**Problem to work on:** An exact copy of every record is needed.

# Start of Data provided

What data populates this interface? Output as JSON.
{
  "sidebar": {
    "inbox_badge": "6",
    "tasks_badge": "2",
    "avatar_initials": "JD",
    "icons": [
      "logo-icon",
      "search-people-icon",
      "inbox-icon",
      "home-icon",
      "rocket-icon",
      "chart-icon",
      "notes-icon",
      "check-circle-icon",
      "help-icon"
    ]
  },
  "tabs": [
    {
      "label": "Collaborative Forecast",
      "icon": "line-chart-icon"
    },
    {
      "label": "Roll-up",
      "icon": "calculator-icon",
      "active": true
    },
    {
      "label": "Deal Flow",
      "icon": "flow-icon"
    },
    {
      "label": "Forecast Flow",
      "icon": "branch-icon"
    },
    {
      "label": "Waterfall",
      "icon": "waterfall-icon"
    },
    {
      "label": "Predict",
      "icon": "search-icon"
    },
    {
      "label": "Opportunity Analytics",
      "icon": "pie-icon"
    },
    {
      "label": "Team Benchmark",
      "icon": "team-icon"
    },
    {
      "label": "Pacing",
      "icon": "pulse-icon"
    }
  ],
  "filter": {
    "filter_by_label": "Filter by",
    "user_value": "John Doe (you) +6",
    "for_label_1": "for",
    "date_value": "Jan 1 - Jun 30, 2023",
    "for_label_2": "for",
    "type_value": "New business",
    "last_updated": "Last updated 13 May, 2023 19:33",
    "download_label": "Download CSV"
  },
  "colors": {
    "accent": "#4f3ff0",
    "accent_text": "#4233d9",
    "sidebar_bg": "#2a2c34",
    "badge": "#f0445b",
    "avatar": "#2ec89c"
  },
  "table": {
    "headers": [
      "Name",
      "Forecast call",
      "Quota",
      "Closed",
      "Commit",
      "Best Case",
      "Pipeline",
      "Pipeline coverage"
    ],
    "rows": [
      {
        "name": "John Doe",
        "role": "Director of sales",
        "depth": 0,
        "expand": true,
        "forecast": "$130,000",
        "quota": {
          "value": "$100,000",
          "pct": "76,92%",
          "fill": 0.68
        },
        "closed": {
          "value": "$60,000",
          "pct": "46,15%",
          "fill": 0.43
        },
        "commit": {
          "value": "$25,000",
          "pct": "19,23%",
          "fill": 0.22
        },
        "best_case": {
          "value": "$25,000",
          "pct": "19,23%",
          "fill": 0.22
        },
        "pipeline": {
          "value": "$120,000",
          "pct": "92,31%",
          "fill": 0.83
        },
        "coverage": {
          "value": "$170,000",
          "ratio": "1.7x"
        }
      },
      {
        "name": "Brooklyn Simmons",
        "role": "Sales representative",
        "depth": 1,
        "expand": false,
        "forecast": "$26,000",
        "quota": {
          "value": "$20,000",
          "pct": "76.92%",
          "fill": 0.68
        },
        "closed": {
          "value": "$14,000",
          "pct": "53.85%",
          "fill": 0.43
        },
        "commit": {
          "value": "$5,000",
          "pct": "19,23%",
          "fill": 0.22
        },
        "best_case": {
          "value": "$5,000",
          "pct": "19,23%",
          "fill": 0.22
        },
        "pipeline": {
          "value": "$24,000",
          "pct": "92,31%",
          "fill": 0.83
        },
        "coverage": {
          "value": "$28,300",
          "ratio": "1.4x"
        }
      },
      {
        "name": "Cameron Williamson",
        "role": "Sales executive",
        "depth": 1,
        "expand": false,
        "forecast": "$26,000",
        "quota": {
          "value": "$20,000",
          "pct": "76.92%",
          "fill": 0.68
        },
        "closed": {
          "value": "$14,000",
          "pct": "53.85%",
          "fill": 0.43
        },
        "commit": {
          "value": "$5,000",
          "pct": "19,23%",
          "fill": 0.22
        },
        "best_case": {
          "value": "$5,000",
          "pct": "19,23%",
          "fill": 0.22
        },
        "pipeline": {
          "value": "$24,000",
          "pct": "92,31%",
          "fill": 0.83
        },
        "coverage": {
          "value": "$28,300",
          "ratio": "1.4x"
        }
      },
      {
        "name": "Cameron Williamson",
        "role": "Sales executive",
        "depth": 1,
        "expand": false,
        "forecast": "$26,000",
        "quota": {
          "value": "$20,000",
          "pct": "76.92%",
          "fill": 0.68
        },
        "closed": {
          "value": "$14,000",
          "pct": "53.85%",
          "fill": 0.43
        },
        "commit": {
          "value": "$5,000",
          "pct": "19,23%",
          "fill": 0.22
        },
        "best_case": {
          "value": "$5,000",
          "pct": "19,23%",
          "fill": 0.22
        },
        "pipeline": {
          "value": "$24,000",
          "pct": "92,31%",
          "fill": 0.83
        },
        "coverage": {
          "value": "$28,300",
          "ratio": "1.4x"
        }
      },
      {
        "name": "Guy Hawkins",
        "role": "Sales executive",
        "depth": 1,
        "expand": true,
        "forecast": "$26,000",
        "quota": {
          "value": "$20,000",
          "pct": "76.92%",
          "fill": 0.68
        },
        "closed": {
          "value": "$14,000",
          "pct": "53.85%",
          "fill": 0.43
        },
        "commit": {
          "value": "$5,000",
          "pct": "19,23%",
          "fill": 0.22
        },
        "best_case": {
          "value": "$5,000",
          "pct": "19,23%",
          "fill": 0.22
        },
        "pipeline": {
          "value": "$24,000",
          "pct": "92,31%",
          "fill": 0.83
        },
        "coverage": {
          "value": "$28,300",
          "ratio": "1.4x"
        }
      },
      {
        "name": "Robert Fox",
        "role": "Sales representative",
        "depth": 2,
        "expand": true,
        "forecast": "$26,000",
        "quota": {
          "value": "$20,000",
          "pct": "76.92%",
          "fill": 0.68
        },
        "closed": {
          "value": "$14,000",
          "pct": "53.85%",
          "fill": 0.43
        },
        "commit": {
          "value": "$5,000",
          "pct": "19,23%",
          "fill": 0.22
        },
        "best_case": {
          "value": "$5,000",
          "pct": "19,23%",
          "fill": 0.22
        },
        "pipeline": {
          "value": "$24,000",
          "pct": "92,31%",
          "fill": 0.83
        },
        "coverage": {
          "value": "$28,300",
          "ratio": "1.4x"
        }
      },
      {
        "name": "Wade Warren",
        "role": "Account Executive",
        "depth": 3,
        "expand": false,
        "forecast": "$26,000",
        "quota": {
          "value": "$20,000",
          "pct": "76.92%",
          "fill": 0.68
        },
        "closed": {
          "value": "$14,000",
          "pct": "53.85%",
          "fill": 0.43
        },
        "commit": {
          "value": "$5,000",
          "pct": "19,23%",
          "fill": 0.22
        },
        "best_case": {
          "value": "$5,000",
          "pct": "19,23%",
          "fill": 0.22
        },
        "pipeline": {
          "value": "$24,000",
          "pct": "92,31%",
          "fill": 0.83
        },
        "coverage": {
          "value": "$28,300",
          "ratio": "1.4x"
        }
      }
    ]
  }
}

# End of Data provided

**Response below:**
What data populates this interface? Output as JSON.
{
  "sidebar": {
    "inbox_badge": "6",
    "tasks_badge": "2",
    "avatar_initials": "JD",
    "icons": [
      "logo-icon",
      "search-people-icon",
      "inbox-icon",
      "home-icon",
      "rocket-icon",
      "chart-icon",
      "notes-icon",
      "check-circle-icon",
      "help-icon"
    ]
  },
  "tabs": [
    {
      "label": "Collaborative Forecast",
      "icon": "line-chart-icon"
    },
    {
      "label": "Roll-up",
      "icon": "calculator-icon",
      "active": true
    },
    {
      "label": "Deal Flow",
      "icon": "flow-icon"
    },
    {
      "label": "Forecast Flow",
      "icon": "branch-icon"
    },
    {
      "label": "Waterfall",
      "icon": "waterfall-icon"
    },
    {
      "label": "Predict",
      "icon": "search-icon"
    },
    {
      "label": "Opportunity Analytics",
      "icon": "pie-icon"
    },
    {
      "label": "Team Benchmark",
      "icon": "team-icon"
    },
    {
      "label": "Pacing",
      "icon": "pulse-icon"
    }
  ],
  "filter": {
    "filter_by_label": "Filter by",
    "user_value": "John Doe (you) +6",
    "for_label_1": "for",
    "date_value": "Jan 1 - Jun 30, 2023",
    "for_label_2": "for",
    "type_value": "New business",
    "last_updated": "Last updated 13 May, 2023 19:33",
    "download_label": "Download CSV"
  },
  "colors": {
    "accent": "#4f3ff0",
    "accent_text": "#4233d9",
    "sidebar_bg": "#2a2c34",
    "badge": "#f0445b",
    "avatar": "#2ec89c"
  },
  "table": {
    "headers": [
      "Name",
      "Forecast call",
      "Quota",
      "Closed",
      "Commit",
      "Best Case",
      "Pipeline",
      "Pipeline coverage"
    ],
    "rows": [
      {
        "name": "John Doe",
        "role": "Director of sales",
        "depth": 0,
        "expand": true,
        "forecast": "$130,000",
        "quota": {
          "value": "$100,000",
          "pct": "76,92%",
          "fill": 0.68
        },
        "closed": {
          "value": "$60,000",
          "pct": "46,15%",
          "fill": 0.43
        },
        "commit": {
          "value": "$25,000",
          "pct": "19,23%",
          "fill": 0.22
        },
        "best_case": {
          "value": "$25,000",
          "pct": "19,23%",
          "fill": 0.22
        },
        "pipeline": {
          "value": "$120,000",
          "pct": "92,31%",
          "fill": 0.83
        },
        "coverage": {
          "value": "$170,000",
          "ratio": "1.7x"
        }
      },
      {
        "name": "Brooklyn Simmons",
        "role": "Sales representative",
        "depth": 1,
        "expand": false,
        "forecast": "$26,000",
        "quota": {
          "value": "$20,000",
          "pct": "76.92%",
          "fill": 0.68
        },
        "closed": {
          "value": "$14,000",
          "pct": "53.85%",
          "fill": 0.43
        },
        "commit": {
          "value": "$5,000",
          "pct": "19,23%",
          "fill": 0.22
        },
        "best_case": {
          "value": "$5,000",
          "pct": "19,23%",
          "fill": 0.22
        },
        "pipeline": {
          "value": "$24,000",
          "pct": "92,31%",
          "fill": 0.83
        },
        "coverage": {
          "value": "$28,300",
          "ratio": "1.4x"
        }
      },
      {
        "name": "Cameron Williamson",
        "role": "Sales executive",
        "depth": 1,
        "expand": false,
        "forecast": "$26,000",
        "quota": {
          "value": "$20,000",
          "pct": "76.92%",
          "fill": 0.68
        },
        "closed": {
          "value": "$14,000",
          "pct": "53.85%",
          "fill": 0.43
        },
        "commit": {
          "value": "$5,000",
          "pct": "19,23%",
          "fill": 0.22
        },
        "best_case": {
          "value": "$5,000",
          "pct": "19,23%",
          "fill": 0.22
        },
        "pipeline": {
          "value": "$24,000",
          "pct": "92,31%",
          "fill": 0.83
        },
        "coverage": {
          "value": "$28,300",
          "ratio": "1.4x"
        }
      },
      {
        "name": "Cameron Williamson",
        "role": "Sales executive",
        "depth": 1,
        "expand": false,
        "forecast": "$26,000",
        "quota": {
          "value": "$20,000",
          "pct": "76.92%",
          "fill": 0.68
        },
        "closed": {
          "value": "$14,000",
          "pct": "53.85%",
          "fill": 0.43
        },
        "commit": {
          "value": "$5,000",
          "pct": "19,23%",
          "fill": 0.22
        },
        "best_case": {
          "value": "$5,000",
          "pct": "19,23%",
          "fill": 0.22
        },
        "pipeline": {
          "value": "$24,000",
          "pct": "92,31%",
          "fill": 0.83
        },
        "coverage": {
          "value": "$28,300",
          "ratio": "1.4x"
        }
      },
      {
        "name": "Guy Hawkins",
        "role": "Sales executive",
        "depth": 1,
        "expand": true,
        "forecast": "$26,000",
        "quota": {
          "value": "$20,000",
          "pct": "76.92%",
          "fill": 0.68
        },
        "closed": {
          "value": "$14,000",
          "pct": "53.85%",
          "fill": 0.43
        },
        "commit": {
          "value": "$5,000",
          "pct": "19,23%",
          "fill": 0.22
        },
        "best_case": {
          "value": "$5,000",
          "pct": "19,23%",
          "fill": 0.22
        },
        "pipeline": {
          "value": "$24,000",
          "pct": "92,31%",
          "fill": 0.83
        },
        "coverage": {
          "value": "$28,300",
          "ratio": "1.4x"
        }
      },
      {
        "name": "Robert Fox",
        "role": "Sales representative",
        "depth": 2,
        "expand": true,
        "forecast": "$26,000",
        "quota": {
          "value": "$20,000",
          "pct": "76.92%",
          "fill": 0.68
        },
        "closed": {
          "value": "$14,000",
          "pct": "53.85%",
          "fill": 0.43
        },
        "commit": {
          "value": "$5,000",
          "pct": "19,23%",
          "fill": 0.22
        },
        "best_case": {
          "value": "$5,000",
          "pct": "19,23%",
          "fill": 0.22
        },
        "pipeline": {
          "value": "$24,000",
          "pct": "92,31%",
          "fill": 0.83
        },
        "coverage": {
          "value": "$28,300",
          "ratio": "1.4x"
        }
      },
      {
        "name": "Wade Warren",
        "role": "Account Executive",
        "depth": 3,
        "expand": false,
        "forecast": "$26,000",
        "quota": {
          "value": "$20,000",
          "pct": "76.92%",
          "fill": 0.68
        },
        "closed": {
          "value": "$14,000",
          "pct": "53.85%",
          "fill": 0.43
        },
        "commit": {
          "value": "$5,000",
          "pct": "19,23%",
          "fill": 0.22
        },
        "best_case": {
          "value": "$5,000",
          "pct": "19,23%",
          "fill": 0.22
        },
        "pipeline": {
          "value": "$24,000",
          "pct": "92,31%",
          "fill": 0.83
        },
        "coverage": {
          "value": "$28,300",
          "ratio": "1.4x"
        }
      }
    ]
  }
}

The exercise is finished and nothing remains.